Exercise input —
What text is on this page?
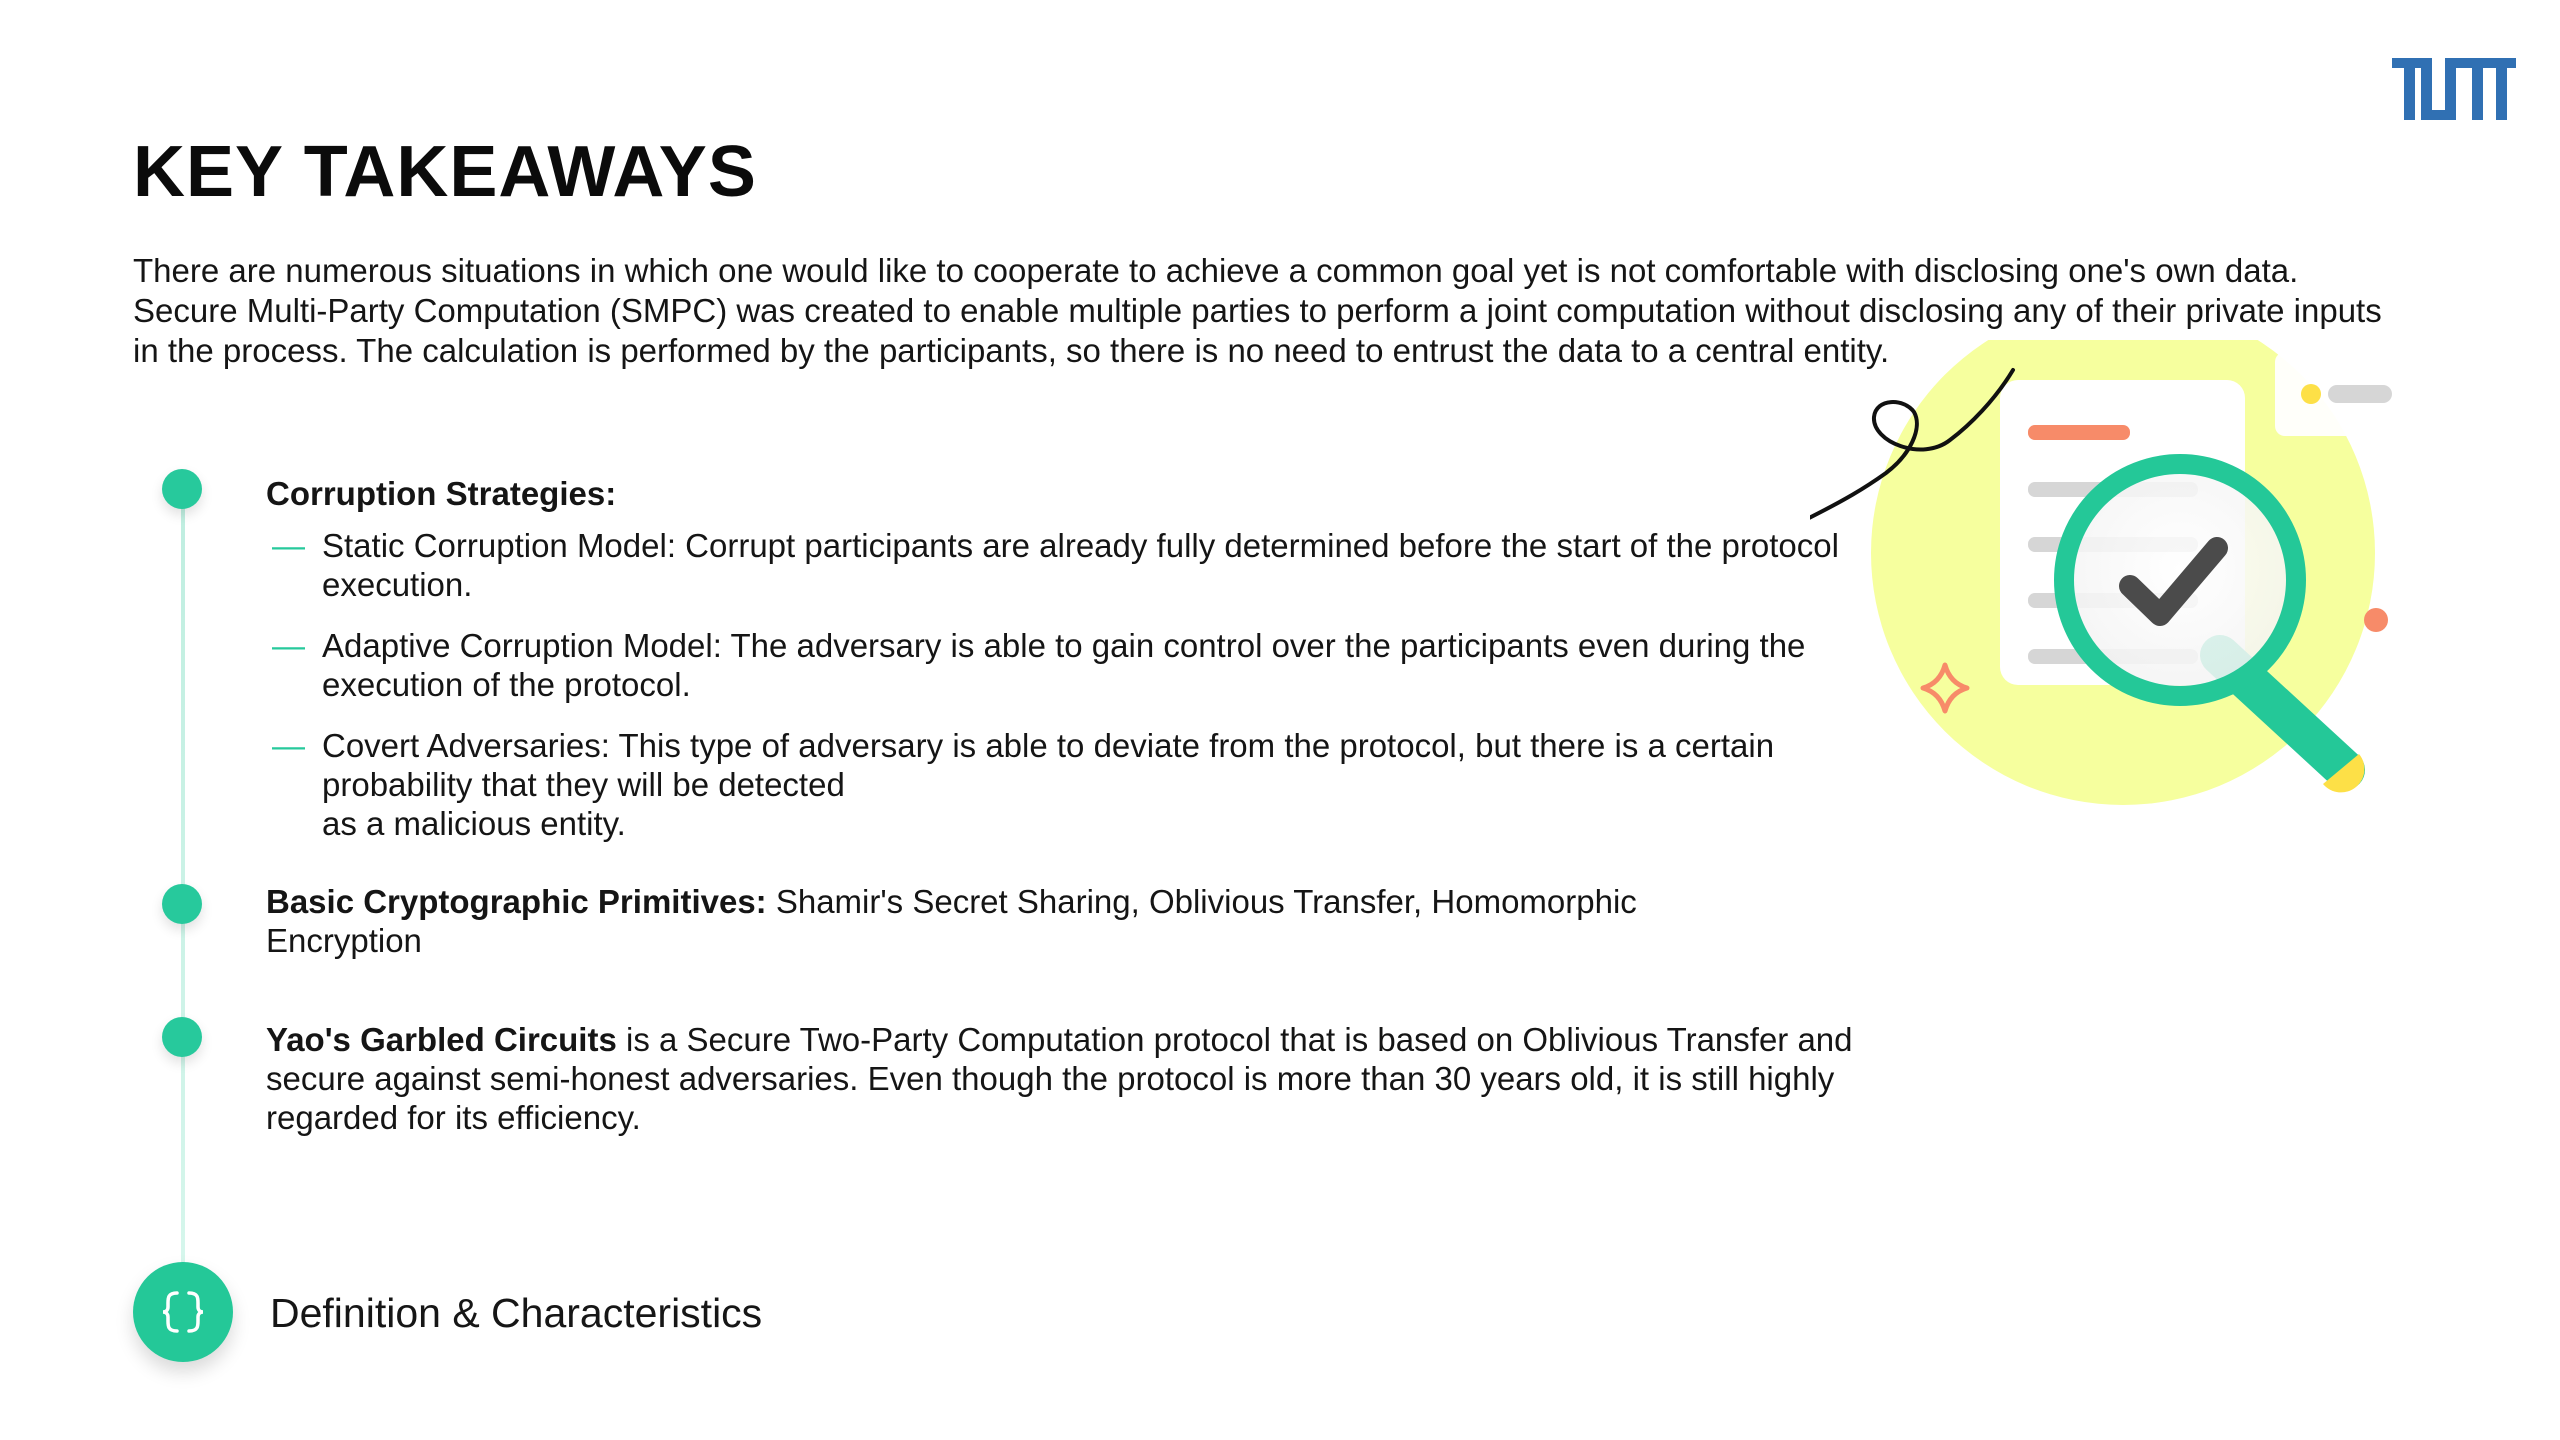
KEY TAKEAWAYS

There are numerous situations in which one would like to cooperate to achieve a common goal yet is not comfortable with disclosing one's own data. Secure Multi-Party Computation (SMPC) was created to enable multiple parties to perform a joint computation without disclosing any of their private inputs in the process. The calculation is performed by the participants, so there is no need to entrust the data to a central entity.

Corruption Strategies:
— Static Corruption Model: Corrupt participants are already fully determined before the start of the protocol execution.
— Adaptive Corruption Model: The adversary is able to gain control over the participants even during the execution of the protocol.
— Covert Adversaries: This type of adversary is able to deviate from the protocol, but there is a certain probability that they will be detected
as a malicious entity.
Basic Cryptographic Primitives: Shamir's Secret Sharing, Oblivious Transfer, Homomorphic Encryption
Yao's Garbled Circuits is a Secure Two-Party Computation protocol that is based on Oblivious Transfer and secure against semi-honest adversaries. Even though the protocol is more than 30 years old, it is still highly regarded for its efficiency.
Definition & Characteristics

Short exercise — Copy every line in the records above that contains the word "Oblivious".

Correct answer —
Basic Cryptographic Primitives: Shamir's Secret Sharing, Oblivious Transfer, Homomorphic Encryption
Yao's Garbled Circuits is a Secure Two-Party Computation protocol that is based on Oblivious Transfer and secure against semi-honest adversaries. Even though the protocol is more than 30 years old, it is still highly regarded for its efficiency.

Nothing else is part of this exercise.